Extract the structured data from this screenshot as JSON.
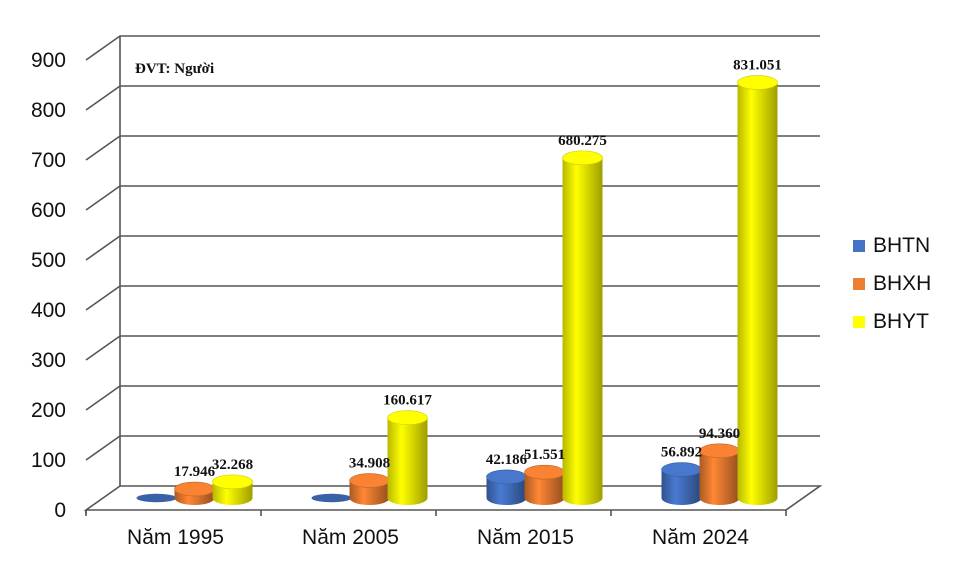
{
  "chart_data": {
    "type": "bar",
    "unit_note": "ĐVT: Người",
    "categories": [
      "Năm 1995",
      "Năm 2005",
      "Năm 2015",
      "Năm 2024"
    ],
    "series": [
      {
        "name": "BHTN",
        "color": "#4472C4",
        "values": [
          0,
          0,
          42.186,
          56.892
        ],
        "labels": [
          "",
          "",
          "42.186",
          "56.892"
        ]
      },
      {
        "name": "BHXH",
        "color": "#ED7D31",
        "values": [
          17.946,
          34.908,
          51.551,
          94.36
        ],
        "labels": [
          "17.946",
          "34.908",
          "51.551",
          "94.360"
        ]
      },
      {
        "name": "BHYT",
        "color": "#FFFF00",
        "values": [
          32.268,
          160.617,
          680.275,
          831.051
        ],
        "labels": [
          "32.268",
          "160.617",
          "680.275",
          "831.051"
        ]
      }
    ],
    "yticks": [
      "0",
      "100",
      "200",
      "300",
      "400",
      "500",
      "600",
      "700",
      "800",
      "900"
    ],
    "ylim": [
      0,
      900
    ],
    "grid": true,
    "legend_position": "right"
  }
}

--

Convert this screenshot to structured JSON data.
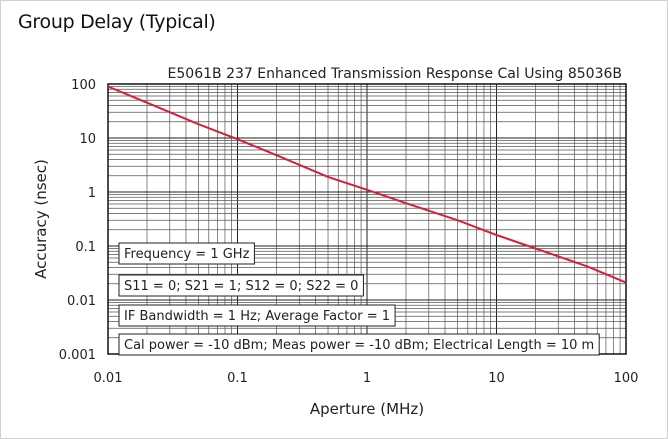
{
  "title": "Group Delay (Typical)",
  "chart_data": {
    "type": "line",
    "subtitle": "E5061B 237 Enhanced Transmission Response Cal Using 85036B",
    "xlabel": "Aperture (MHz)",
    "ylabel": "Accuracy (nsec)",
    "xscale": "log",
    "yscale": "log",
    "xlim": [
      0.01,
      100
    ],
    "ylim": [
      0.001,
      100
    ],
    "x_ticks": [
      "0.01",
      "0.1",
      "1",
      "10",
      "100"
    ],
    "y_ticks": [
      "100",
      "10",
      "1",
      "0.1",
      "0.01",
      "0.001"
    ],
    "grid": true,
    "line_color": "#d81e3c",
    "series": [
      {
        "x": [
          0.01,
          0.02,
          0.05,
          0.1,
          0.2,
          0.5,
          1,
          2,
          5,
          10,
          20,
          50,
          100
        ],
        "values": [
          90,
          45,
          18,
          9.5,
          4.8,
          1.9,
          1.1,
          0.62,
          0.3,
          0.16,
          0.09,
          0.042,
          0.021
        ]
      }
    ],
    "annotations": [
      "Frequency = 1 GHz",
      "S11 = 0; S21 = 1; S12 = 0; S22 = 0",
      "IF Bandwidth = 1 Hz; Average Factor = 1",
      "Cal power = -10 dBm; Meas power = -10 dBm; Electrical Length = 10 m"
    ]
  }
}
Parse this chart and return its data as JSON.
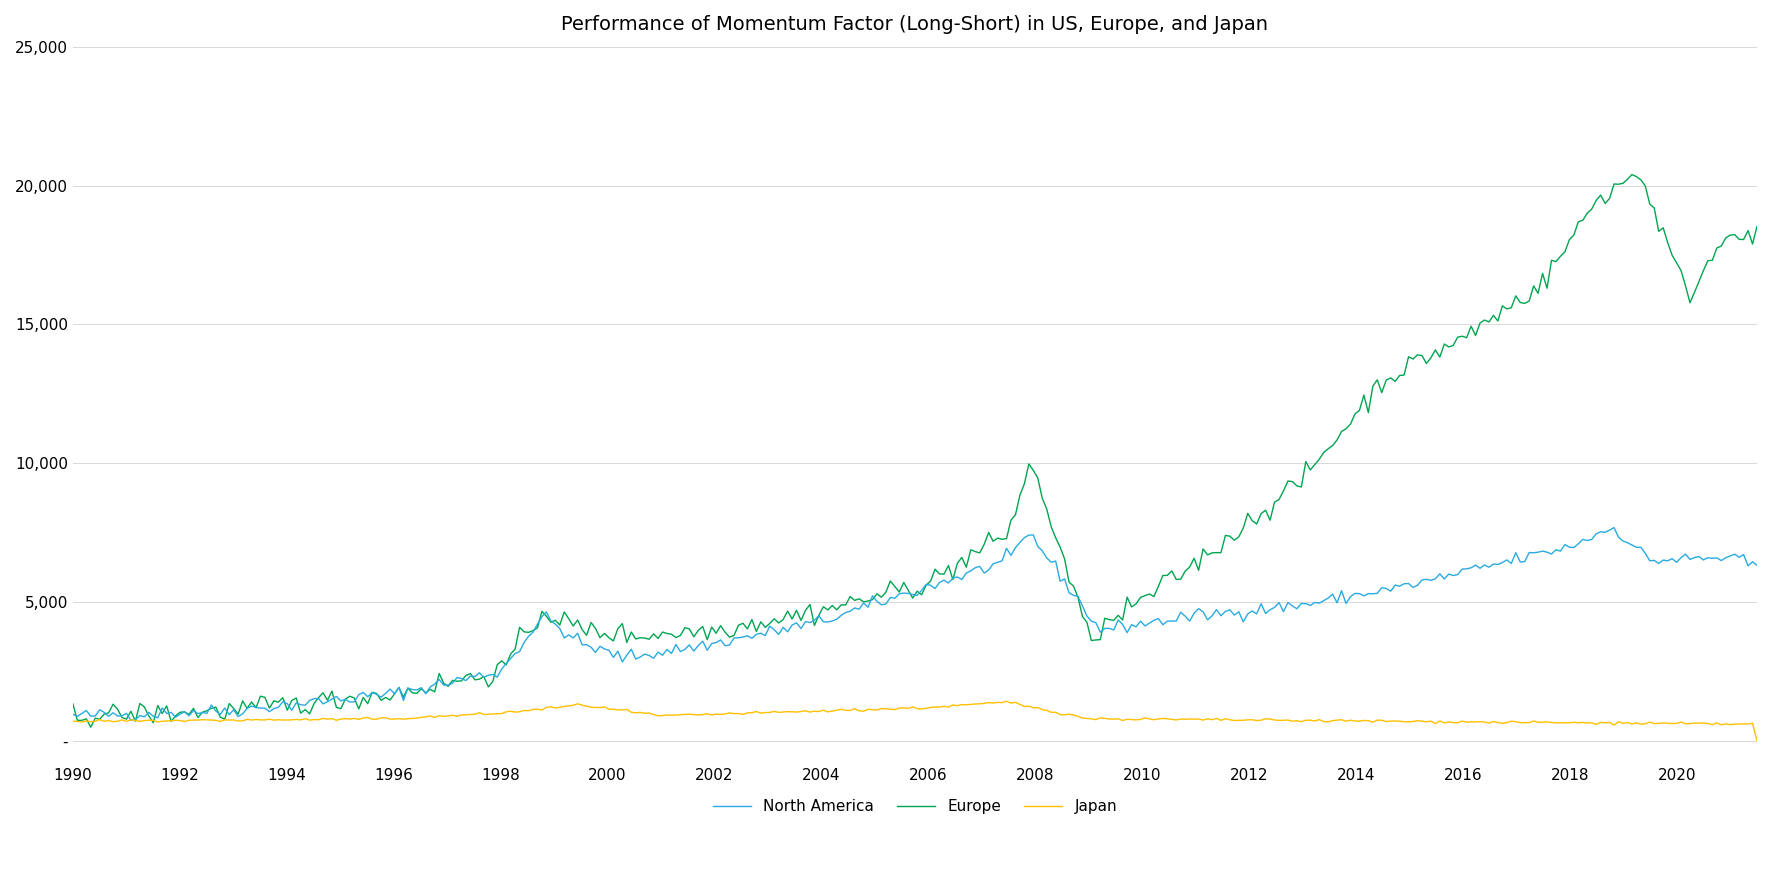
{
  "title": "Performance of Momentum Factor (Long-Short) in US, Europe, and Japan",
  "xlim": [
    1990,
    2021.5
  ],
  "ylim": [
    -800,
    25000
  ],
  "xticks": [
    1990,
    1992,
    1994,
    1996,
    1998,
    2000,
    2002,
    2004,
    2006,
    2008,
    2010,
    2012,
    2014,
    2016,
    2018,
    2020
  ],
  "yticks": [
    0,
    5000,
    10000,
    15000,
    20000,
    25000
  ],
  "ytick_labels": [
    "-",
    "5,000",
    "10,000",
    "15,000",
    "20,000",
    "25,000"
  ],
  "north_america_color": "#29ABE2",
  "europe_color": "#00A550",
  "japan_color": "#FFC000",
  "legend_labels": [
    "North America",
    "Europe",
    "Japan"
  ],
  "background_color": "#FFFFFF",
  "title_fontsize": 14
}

EXERCISE DIRECTIONS >> Copy every line that contains the string "structured".

RESPONSE TO THIS TASK >>
Extract the structured data from this screenshot as JSON.
Convert this screenshot to structured JSON data.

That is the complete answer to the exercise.